• [DIRECTIONS]: The listing below should be printed exactly, every line of it. Skip the pictures.

Stored items from a collection
********************
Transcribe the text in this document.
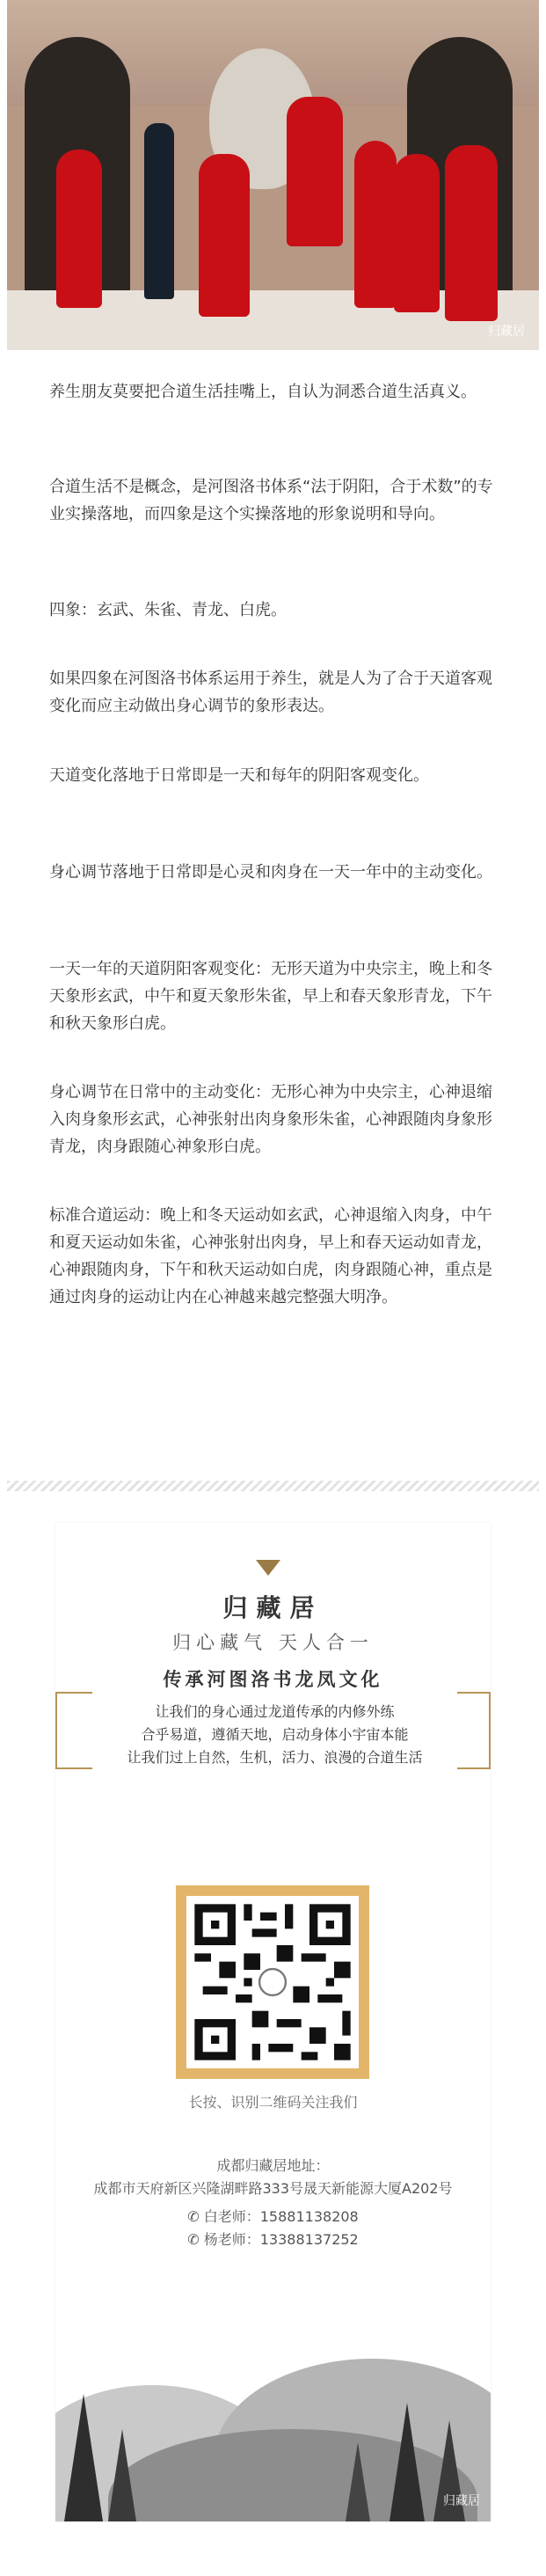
归藏居

养生朋友莫要把合道生活挂嘴上，自认为洞悉合道生活真义。

合道生活不是概念，是河图洛书体系“法于阴阳，合于术数”的专业实操落地，而四象是这个实操落地的形象说明和导向。

四象：玄武、朱雀、青龙、白虎。

如果四象在河图洛书体系运用于养生，就是人为了合于天道客观变化而应主动做出身心调节的象形表达。

天道变化落地于日常即是一天和每年的阴阳客观变化。

身心调节落地于日常即是心灵和肉身在一天一年中的主动变化。

一天一年的天道阴阳客观变化：无形天道为中央宗主，晚上和冬天象形玄武，中午和夏天象形朱雀，早上和春天象形青龙，下午和秋天象形白虎。

身心调节在日常中的主动变化：无形心神为中央宗主，心神退缩入肉身象形玄武，心神张射出肉身象形朱雀，心神跟随肉身象形青龙，肉身跟随心神象形白虎。

标准合道运动：晚上和冬天运动如玄武，心神退缩入肉身，中午和夏天运动如朱雀，心神张射出肉身，早上和春天运动如青龙，心神跟随肉身，下午和秋天运动如白虎，肉身跟随心神，重点是通过肉身的运动让内在心神越来越完整强大明净。

归藏居
归心藏气 天人合一
传承河图洛书龙凤文化
让我们的身心通过龙道传承的内修外练
合乎易道，遵循天地，启动身体小宇宙本能
让我们过上自然，生机，活力、浪漫的合道生活
长按、识别二维码关注我们
成都归藏居地址：
成都市天府新区兴隆湖畔路333号晟天新能源大厦A202号
✆ 白老师：15881138208
✆ 杨老师：13388137252
归藏居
********************
• [TASK OUTPUT]:
Transcribe the text in this document.
归藏居

养生朋友莫要把合道生活挂嘴上，自认为洞悉合道生活真义。

合道生活不是概念，是河图洛书体系“法于阴阳，合于术数”的专业实操落地，而四象是这个实操落地的形象说明和导向。

四象：玄武、朱雀、青龙、白虎。

如果四象在河图洛书体系运用于养生，就是人为了合于天道客观变化而应主动做出身心调节的象形表达。

天道变化落地于日常即是一天和每年的阴阳客观变化。

身心调节落地于日常即是心灵和肉身在一天一年中的主动变化。

一天一年的天道阴阳客观变化：无形天道为中央宗主，晚上和冬天象形玄武，中午和夏天象形朱雀，早上和春天象形青龙，下午和秋天象形白虎。

身心调节在日常中的主动变化：无形心神为中央宗主，心神退缩入肉身象形玄武，心神张射出肉身象形朱雀，心神跟随肉身象形青龙，肉身跟随心神象形白虎。

标准合道运动：晚上和冬天运动如玄武，心神退缩入肉身，中午和夏天运动如朱雀，心神张射出肉身，早上和春天运动如青龙，心神跟随肉身，下午和秋天运动如白虎，肉身跟随心神，重点是通过肉身的运动让内在心神越来越完整强大明净。

归藏居
归心藏气 天人合一
传承河图洛书龙凤文化
让我们的身心通过龙道传承的内修外练
合乎易道，遵循天地，启动身体小宇宙本能
让我们过上自然，生机，活力、浪漫的合道生活
长按、识别二维码关注我们
成都归藏居地址：
成都市天府新区兴隆湖畔路333号晟天新能源大厦A202号
✆ 白老师：15881138208
✆ 杨老师：13388137252
归藏居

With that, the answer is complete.